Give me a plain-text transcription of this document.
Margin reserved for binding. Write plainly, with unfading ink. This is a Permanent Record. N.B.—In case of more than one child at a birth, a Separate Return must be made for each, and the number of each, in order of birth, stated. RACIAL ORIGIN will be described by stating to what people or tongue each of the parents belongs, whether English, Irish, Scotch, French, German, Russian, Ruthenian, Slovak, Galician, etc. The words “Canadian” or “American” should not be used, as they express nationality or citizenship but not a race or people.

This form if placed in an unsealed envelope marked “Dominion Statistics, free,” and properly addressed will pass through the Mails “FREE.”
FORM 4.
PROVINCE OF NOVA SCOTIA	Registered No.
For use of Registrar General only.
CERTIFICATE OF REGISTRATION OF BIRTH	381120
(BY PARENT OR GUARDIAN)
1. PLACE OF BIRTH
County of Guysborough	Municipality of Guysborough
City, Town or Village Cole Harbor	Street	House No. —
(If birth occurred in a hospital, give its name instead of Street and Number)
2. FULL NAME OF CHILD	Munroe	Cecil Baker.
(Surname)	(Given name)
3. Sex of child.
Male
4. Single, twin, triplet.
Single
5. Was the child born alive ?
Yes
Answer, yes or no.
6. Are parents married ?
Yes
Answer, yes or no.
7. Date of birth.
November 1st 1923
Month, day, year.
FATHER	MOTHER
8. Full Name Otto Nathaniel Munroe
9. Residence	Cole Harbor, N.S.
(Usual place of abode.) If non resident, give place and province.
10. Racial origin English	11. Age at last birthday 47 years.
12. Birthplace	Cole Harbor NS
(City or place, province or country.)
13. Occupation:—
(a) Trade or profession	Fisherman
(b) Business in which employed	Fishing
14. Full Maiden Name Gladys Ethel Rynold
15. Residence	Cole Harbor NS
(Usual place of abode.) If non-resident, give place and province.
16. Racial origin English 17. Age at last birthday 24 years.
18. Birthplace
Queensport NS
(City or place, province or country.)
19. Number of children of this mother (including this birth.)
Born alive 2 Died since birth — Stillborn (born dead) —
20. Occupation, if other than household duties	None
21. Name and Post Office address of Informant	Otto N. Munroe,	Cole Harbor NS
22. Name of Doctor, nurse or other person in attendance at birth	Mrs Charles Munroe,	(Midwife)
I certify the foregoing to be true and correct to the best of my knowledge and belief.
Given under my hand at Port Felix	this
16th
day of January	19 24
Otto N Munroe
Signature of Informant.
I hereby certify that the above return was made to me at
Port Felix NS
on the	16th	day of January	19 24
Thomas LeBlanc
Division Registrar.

### What you are asked to do
Write the material out again word for word.

### Written answer
Give me a plain-text transcription of this document.
Margin reserved for binding. Write plainly, with unfading ink. This is a Permanent Record. N.B.—In case of more than one child at a birth, a Separate Return must be made for each, and the number of each, in order of birth, stated. RACIAL ORIGIN will be described by stating to what people or tongue each of the parents belongs, whether English, Irish, Scotch, French, German, Russian, Ruthenian, Slovak, Galician, etc. The words “Canadian” or “American” should not be used, as they express nationality or citizenship but not a race or people.

This form if placed in an unsealed envelope marked “Dominion Statistics, free,” and properly addressed will pass through the Mails “FREE.”
FORM 4.
PROVINCE OF NOVA SCOTIA	Registered No.
For use of Registrar General only.
CERTIFICATE OF REGISTRATION OF BIRTH	381120
(BY PARENT OR GUARDIAN)
1. PLACE OF BIRTH
County of Guysborough	Municipality of Guysborough
City, Town or Village Cole Harbor	Street	House No. —
(If birth occurred in a hospital, give its name instead of Street and Number)
2. FULL NAME OF CHILD	Munroe	Cecil Baker.
(Surname)	(Given name)
3. Sex of child.
Male
4. Single, twin, triplet.
Single
5. Was the child born alive ?
Yes
Answer, yes or no.
6. Are parents married ?
Yes
Answer, yes or no.
7. Date of birth.
November 1st 1923
Month, day, year.
FATHER	MOTHER
8. Full Name Otto Nathaniel Munroe
9. Residence	Cole Harbor, N.S.
(Usual place of abode.) If non resident, give place and province.
10. Racial origin English	11. Age at last birthday 47 years.
12. Birthplace	Cole Harbor NS
(City or place, province or country.)
13. Occupation:—
(a) Trade or profession	Fisherman
(b) Business in which employed	Fishing
14. Full Maiden Name Gladys Ethel Rynold
15. Residence	Cole Harbor NS
(Usual place of abode.) If non-resident, give place and province.
16. Racial origin English 17. Age at last birthday 24 years.
18. Birthplace
Queensport NS
(City or place, province or country.)
19. Number of children of this mother (including this birth.)
Born alive 2 Died since birth — Stillborn (born dead) —
20. Occupation, if other than household duties	None
21. Name and Post Office address of Informant	Otto N. Munroe,	Cole Harbor NS
22. Name of Doctor, nurse or other person in attendance at birth	Mrs Charles Munroe,	(Midwife)
I certify the foregoing to be true and correct to the best of my knowledge and belief.
Given under my hand at Port Felix	this
16th
day of January	19 24
Otto N Munroe
Signature of Informant.
I hereby certify that the above return was made to me at
Port Felix NS
on the	16th	day of January	19 24
Thomas LeBlanc
Division Registrar.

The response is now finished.